_Data entries_:
━━━━━━━━━━

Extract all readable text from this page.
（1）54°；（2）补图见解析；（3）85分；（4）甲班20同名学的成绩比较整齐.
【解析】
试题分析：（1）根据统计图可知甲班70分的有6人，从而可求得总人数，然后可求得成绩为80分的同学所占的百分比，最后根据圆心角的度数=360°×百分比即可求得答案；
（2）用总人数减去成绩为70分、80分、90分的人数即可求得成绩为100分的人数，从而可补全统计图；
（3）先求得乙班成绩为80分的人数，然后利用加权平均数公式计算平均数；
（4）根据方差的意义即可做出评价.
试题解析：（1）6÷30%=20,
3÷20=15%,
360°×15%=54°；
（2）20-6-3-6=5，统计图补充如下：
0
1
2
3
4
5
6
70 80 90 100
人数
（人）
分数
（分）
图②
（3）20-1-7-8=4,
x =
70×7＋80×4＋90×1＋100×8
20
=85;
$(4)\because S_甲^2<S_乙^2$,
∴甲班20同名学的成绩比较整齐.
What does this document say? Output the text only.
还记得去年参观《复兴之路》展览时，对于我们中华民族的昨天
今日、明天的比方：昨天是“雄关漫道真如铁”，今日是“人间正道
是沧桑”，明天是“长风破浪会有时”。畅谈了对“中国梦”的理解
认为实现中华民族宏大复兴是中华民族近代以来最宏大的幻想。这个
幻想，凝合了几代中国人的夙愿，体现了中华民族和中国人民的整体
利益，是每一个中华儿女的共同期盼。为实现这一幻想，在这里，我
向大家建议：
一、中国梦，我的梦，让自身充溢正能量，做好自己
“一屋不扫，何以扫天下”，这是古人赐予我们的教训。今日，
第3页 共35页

━━━━━━━━━━

_What needs to be done_:
Retype the listing exactly, in full.

_Task result_:
Extract all readable text from this page.
（1）54°；（2）补图见解析；（3）85分；（4）甲班20同名学的成绩比较整齐.
【解析】
试题分析：（1）根据统计图可知甲班70分的有6人，从而可求得总人数，然后可求得成绩为80分的同学所占的百分比，最后根据圆心角的度数=360°×百分比即可求得答案；
（2）用总人数减去成绩为70分、80分、90分的人数即可求得成绩为100分的人数，从而可补全统计图；
（3）先求得乙班成绩为80分的人数，然后利用加权平均数公式计算平均数；
（4）根据方差的意义即可做出评价.
试题解析：（1）6÷30%=20,
3÷20=15%,
360°×15%=54°；
（2）20-6-3-6=5，统计图补充如下：
0
1
2
3
4
5
6
70 80 90 100
人数
（人）
分数
（分）
图②
（3）20-1-7-8=4,
x =
70×7＋80×4＋90×1＋100×8
20
=85;
$(4)\because S_甲^2<S_乙^2$,
∴甲班20同名学的成绩比较整齐.
What does this document say? Output the text only.
还记得去年参观《复兴之路》展览时，对于我们中华民族的昨天
今日、明天的比方：昨天是“雄关漫道真如铁”，今日是“人间正道
是沧桑”，明天是“长风破浪会有时”。畅谈了对“中国梦”的理解
认为实现中华民族宏大复兴是中华民族近代以来最宏大的幻想。这个
幻想，凝合了几代中国人的夙愿，体现了中华民族和中国人民的整体
利益，是每一个中华儿女的共同期盼。为实现这一幻想，在这里，我
向大家建议：
一、中国梦，我的梦，让自身充溢正能量，做好自己
“一屋不扫，何以扫天下”，这是古人赐予我们的教训。今日，
第3页 共35页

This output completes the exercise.